## Input data

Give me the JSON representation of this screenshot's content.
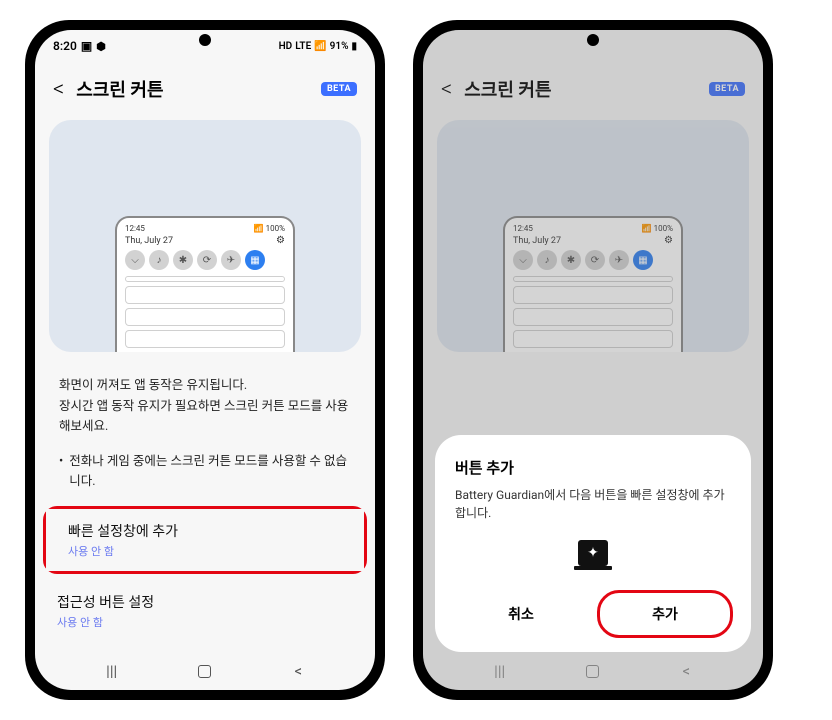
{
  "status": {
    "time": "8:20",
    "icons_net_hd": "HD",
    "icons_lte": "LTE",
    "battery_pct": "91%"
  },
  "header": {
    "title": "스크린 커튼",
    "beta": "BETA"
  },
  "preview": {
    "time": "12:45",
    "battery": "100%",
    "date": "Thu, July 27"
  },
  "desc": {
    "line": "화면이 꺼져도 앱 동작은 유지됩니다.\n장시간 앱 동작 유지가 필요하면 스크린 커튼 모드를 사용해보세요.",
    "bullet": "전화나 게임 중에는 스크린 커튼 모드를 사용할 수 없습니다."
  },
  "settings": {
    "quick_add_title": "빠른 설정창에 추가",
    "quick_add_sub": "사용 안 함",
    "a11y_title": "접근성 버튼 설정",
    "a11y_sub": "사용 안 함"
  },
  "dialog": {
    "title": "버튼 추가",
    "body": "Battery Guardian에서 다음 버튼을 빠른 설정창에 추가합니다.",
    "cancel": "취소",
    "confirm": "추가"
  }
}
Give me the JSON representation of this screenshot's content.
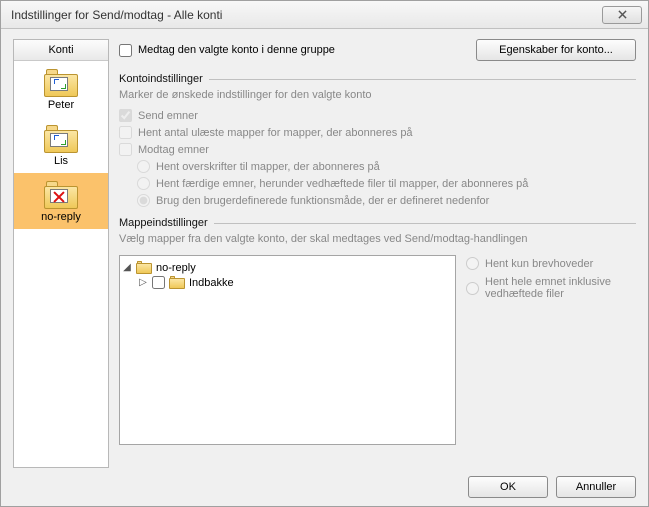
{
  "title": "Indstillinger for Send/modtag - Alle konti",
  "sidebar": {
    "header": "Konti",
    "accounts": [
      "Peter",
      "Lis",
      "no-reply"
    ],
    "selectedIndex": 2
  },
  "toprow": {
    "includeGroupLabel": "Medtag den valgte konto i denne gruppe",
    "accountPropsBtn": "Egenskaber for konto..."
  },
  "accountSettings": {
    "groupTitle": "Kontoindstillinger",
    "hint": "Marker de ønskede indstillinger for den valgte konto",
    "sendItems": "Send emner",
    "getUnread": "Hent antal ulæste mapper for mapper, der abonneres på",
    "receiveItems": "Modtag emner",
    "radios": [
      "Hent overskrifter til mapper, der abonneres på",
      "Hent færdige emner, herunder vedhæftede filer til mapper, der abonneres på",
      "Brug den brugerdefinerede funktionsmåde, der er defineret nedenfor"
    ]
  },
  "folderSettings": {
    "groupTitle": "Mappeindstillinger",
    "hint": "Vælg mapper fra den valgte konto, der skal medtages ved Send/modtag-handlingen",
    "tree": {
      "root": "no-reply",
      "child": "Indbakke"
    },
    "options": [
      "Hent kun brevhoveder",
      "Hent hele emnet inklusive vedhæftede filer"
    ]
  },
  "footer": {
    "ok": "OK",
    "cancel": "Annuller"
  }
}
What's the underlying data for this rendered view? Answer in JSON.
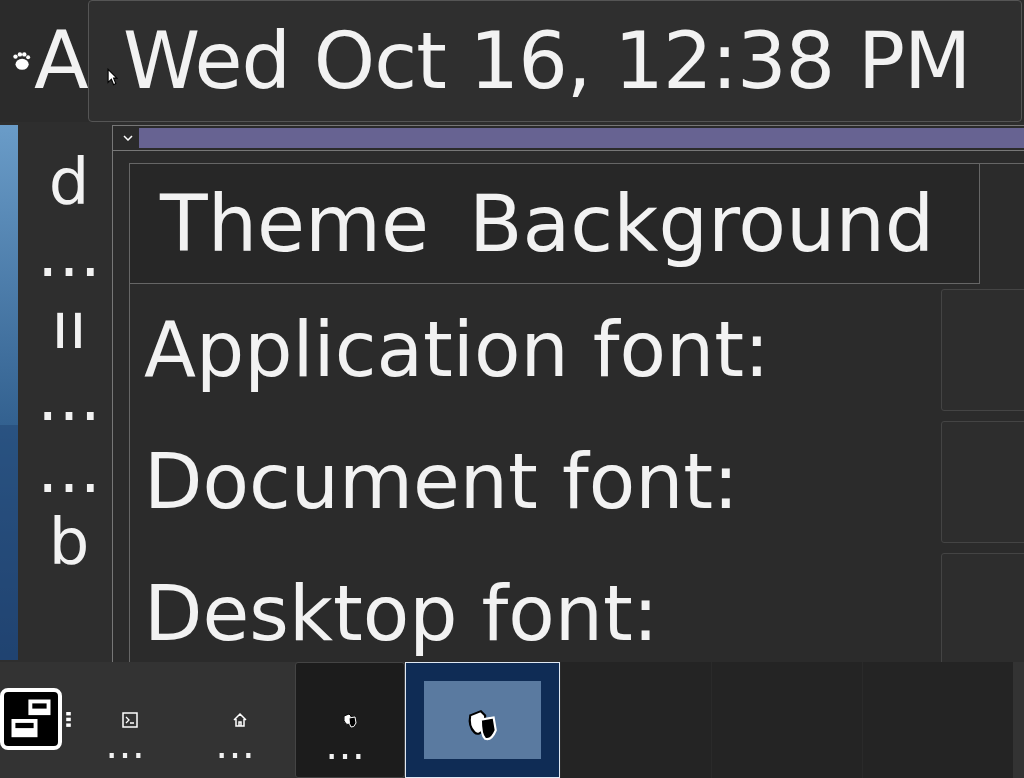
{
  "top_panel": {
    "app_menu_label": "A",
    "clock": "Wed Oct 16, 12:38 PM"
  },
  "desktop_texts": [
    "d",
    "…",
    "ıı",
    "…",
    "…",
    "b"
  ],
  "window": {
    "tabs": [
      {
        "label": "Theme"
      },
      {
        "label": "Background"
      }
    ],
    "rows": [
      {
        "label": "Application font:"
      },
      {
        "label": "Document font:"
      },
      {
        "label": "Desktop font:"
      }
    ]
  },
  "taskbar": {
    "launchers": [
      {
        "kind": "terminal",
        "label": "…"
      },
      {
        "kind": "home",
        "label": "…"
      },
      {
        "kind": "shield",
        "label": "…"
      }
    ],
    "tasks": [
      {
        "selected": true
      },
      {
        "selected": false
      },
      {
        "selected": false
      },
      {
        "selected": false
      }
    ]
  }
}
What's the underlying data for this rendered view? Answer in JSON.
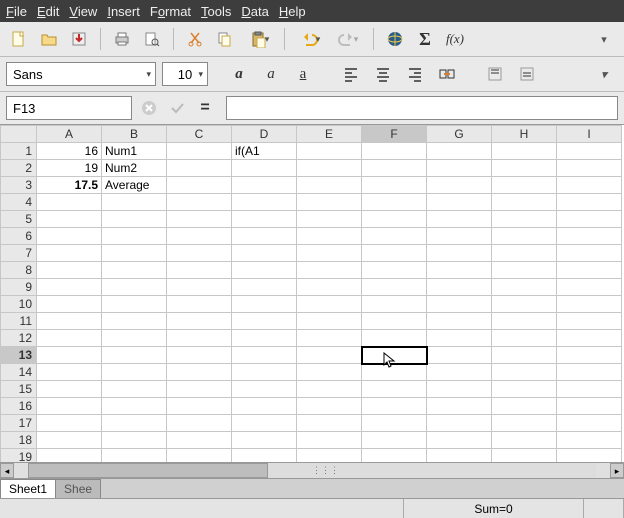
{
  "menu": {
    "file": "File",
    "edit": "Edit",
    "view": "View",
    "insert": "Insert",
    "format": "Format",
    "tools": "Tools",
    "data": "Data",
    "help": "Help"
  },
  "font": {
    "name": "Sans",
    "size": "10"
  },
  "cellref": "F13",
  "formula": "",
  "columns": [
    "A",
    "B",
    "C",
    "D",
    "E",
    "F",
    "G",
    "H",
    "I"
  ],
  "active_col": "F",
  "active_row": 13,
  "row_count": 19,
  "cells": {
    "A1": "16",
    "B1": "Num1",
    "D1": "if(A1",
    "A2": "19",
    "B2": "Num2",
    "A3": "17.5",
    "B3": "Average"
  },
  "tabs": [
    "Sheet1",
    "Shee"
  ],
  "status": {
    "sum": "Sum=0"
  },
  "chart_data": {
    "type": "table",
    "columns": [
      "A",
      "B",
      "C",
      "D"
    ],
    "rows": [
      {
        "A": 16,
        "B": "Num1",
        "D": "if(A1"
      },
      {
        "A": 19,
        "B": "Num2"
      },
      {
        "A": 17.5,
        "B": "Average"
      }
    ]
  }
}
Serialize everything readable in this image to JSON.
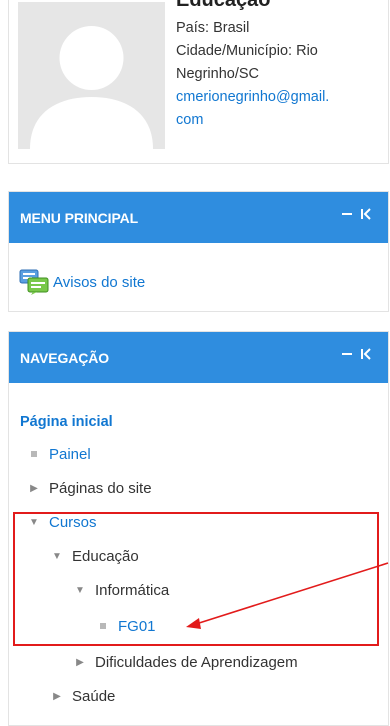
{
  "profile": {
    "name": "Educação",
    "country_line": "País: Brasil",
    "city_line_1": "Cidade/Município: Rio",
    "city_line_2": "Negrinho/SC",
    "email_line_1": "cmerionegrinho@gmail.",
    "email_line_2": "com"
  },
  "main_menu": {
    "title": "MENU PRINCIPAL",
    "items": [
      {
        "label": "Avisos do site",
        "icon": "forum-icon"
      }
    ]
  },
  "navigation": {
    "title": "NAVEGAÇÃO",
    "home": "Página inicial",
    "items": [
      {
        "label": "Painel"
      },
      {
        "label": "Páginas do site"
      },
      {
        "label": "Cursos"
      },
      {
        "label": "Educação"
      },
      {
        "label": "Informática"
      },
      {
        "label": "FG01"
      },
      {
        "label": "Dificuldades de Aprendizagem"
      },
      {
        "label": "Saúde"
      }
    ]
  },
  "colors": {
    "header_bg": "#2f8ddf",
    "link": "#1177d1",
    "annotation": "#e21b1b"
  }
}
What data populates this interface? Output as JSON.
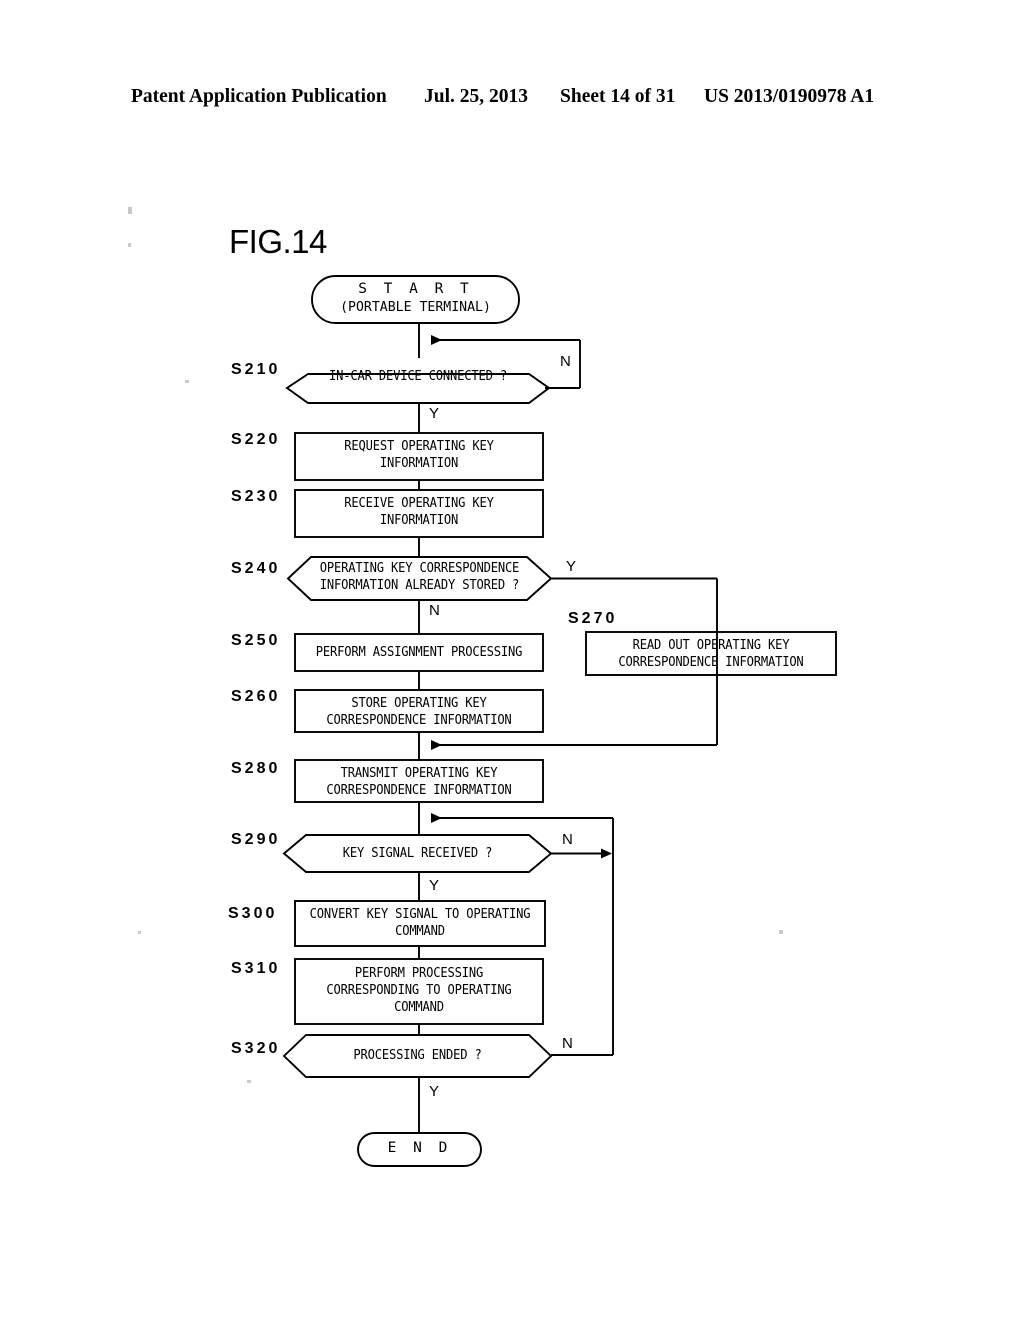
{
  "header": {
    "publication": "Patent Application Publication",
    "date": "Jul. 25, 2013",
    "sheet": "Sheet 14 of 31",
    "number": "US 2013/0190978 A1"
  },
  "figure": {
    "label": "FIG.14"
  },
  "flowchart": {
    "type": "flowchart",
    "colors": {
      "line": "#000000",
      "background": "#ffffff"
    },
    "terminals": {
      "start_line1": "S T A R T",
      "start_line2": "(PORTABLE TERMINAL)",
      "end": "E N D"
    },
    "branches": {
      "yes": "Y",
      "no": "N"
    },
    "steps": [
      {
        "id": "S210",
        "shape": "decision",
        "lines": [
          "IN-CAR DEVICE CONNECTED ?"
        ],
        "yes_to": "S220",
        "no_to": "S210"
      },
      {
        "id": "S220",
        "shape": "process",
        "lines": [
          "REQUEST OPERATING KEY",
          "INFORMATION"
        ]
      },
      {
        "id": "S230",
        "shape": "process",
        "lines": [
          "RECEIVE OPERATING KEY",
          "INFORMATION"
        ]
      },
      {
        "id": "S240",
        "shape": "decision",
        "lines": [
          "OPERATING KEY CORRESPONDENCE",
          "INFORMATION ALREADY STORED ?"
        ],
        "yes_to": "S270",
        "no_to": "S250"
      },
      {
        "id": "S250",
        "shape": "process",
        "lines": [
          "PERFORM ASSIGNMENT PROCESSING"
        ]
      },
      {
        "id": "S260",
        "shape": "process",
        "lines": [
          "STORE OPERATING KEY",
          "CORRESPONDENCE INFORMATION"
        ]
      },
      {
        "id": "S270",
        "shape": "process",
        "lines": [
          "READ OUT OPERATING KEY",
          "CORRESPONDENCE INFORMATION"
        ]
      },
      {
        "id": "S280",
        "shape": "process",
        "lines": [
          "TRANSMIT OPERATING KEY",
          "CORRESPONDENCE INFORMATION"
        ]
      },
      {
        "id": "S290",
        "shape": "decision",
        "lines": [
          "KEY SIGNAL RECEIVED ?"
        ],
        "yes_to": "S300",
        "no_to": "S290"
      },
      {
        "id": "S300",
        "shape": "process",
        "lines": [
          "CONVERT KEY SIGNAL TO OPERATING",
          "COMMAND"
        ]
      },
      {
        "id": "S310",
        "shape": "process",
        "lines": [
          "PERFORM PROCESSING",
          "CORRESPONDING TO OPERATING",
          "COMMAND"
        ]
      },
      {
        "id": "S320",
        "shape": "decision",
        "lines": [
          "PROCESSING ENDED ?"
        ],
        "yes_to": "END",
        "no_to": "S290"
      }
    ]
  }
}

## What you need to do
Copy all lines from the entries that contain the word "PERFORM".

## Written solution
          "PERFORM ASSIGNMENT PROCESSING"
          "PERFORM PROCESSING",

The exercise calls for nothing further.